-- Work required --
Set down each entry from the block beneath, exactly as written.
↓↓↓
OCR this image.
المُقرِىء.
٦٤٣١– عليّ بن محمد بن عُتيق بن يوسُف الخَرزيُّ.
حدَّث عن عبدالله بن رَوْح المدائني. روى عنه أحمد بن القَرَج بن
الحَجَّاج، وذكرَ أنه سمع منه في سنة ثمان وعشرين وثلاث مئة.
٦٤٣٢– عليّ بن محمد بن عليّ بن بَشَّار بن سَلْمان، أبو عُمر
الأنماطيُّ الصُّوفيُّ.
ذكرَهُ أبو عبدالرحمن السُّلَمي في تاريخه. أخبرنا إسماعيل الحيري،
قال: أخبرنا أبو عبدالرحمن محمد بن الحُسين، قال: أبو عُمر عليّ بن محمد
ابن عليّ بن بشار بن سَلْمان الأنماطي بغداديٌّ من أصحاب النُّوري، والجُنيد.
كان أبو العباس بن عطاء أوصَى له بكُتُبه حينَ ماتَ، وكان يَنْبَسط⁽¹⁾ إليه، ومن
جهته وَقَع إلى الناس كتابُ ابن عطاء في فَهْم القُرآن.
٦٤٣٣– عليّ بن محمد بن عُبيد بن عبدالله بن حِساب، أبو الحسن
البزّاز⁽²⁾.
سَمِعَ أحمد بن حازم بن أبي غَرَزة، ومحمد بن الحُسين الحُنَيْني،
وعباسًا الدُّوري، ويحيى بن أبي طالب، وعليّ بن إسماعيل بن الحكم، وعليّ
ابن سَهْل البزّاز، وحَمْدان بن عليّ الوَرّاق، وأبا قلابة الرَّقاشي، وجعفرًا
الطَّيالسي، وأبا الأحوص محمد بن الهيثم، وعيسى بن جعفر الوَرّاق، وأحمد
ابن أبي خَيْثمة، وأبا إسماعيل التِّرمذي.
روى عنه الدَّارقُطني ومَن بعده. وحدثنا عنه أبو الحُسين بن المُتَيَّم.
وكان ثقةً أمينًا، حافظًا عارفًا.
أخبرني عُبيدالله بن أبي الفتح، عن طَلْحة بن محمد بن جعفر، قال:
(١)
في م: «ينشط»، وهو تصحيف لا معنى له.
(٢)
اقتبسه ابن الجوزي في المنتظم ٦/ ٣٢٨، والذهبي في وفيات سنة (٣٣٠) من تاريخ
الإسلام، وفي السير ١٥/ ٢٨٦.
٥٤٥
↑↑↑
-- Final result --
OCR this image.
المُقرِىء.
٦٤٣١– عليّ بن محمد بن عُتيق بن يوسُف الخَرزيُّ.
حدَّث عن عبدالله بن رَوْح المدائني. روى عنه أحمد بن القَرَج بن
الحَجَّاج، وذكرَ أنه سمع منه في سنة ثمان وعشرين وثلاث مئة.
٦٤٣٢– عليّ بن محمد بن عليّ بن بَشَّار بن سَلْمان، أبو عُمر
الأنماطيُّ الصُّوفيُّ.
ذكرَهُ أبو عبدالرحمن السُّلَمي في تاريخه. أخبرنا إسماعيل الحيري،
قال: أخبرنا أبو عبدالرحمن محمد بن الحُسين، قال: أبو عُمر عليّ بن محمد
ابن عليّ بن بشار بن سَلْمان الأنماطي بغداديٌّ من أصحاب النُّوري، والجُنيد.
كان أبو العباس بن عطاء أوصَى له بكُتُبه حينَ ماتَ، وكان يَنْبَسط⁽¹⁾ إليه، ومن
جهته وَقَع إلى الناس كتابُ ابن عطاء في فَهْم القُرآن.
٦٤٣٣– عليّ بن محمد بن عُبيد بن عبدالله بن حِساب، أبو الحسن
البزّاز⁽²⁾.
سَمِعَ أحمد بن حازم بن أبي غَرَزة، ومحمد بن الحُسين الحُنَيْني،
وعباسًا الدُّوري، ويحيى بن أبي طالب، وعليّ بن إسماعيل بن الحكم، وعليّ
ابن سَهْل البزّاز، وحَمْدان بن عليّ الوَرّاق، وأبا قلابة الرَّقاشي، وجعفرًا
الطَّيالسي، وأبا الأحوص محمد بن الهيثم، وعيسى بن جعفر الوَرّاق، وأحمد
ابن أبي خَيْثمة، وأبا إسماعيل التِّرمذي.
روى عنه الدَّارقُطني ومَن بعده. وحدثنا عنه أبو الحُسين بن المُتَيَّم.
وكان ثقةً أمينًا، حافظًا عارفًا.
أخبرني عُبيدالله بن أبي الفتح، عن طَلْحة بن محمد بن جعفر، قال:
(١)
في م: «ينشط»، وهو تصحيف لا معنى له.
(٢)
اقتبسه ابن الجوزي في المنتظم ٦/ ٣٢٨، والذهبي في وفيات سنة (٣٣٠) من تاريخ
الإسلام، وفي السير ١٥/ ٢٨٦.
٥٤٥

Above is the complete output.